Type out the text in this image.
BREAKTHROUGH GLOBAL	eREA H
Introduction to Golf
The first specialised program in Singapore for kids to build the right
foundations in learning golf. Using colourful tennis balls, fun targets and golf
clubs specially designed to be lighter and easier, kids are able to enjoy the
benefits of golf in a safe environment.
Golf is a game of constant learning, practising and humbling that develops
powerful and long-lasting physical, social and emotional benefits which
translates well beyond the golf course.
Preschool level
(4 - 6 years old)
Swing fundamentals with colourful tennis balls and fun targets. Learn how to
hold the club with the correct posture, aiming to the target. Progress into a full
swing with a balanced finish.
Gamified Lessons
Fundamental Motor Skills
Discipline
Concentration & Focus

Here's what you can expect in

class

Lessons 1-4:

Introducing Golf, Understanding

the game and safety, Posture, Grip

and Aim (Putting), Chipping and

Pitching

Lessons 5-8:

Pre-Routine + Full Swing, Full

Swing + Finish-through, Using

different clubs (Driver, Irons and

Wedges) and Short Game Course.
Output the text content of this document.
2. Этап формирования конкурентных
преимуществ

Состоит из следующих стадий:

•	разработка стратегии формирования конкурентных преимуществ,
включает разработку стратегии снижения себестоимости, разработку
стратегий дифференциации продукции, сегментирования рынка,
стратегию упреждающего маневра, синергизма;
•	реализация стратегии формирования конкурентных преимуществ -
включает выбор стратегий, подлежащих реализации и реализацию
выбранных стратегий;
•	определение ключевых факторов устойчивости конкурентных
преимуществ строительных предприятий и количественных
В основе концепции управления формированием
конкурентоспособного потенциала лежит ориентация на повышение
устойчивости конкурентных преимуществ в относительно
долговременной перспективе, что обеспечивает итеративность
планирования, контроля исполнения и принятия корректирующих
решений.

### GIVEN REQUEST
Output an exact copy of each record.

### REPLY
Type out the text in this image.
BREAKTHROUGH GLOBAL	eREA H
Introduction to Golf
The first specialised program in Singapore for kids to build the right
foundations in learning golf. Using colourful tennis balls, fun targets and golf
clubs specially designed to be lighter and easier, kids are able to enjoy the
benefits of golf in a safe environment.
Golf is a game of constant learning, practising and humbling that develops
powerful and long-lasting physical, social and emotional benefits which
translates well beyond the golf course.
Preschool level
(4 - 6 years old)
Swing fundamentals with colourful tennis balls and fun targets. Learn how to
hold the club with the correct posture, aiming to the target. Progress into a full
swing with a balanced finish.
Gamified Lessons
Fundamental Motor Skills
Discipline
Concentration & Focus

Here's what you can expect in

class

Lessons 1-4:

Introducing Golf, Understanding

the game and safety, Posture, Grip

and Aim (Putting), Chipping and

Pitching

Lessons 5-8:

Pre-Routine + Full Swing, Full

Swing + Finish-through, Using

different clubs (Driver, Irons and

Wedges) and Short Game Course.
Output the text content of this document.
2. Этап формирования конкурентных
преимуществ

Состоит из следующих стадий:

•	разработка стратегии формирования конкурентных преимуществ,
включает разработку стратегии снижения себестоимости, разработку
стратегий дифференциации продукции, сегментирования рынка,
стратегию упреждающего маневра, синергизма;
•	реализация стратегии формирования конкурентных преимуществ -
включает выбор стратегий, подлежащих реализации и реализацию
выбранных стратегий;
•	определение ключевых факторов устойчивости конкурентных
преимуществ строительных предприятий и количественных
В основе концепции управления формированием
конкурентоспособного потенциала лежит ориентация на повышение
устойчивости конкурентных преимуществ в относительно
долговременной перспективе, что обеспечивает итеративность
планирования, контроля исполнения и принятия корректирующих
решений.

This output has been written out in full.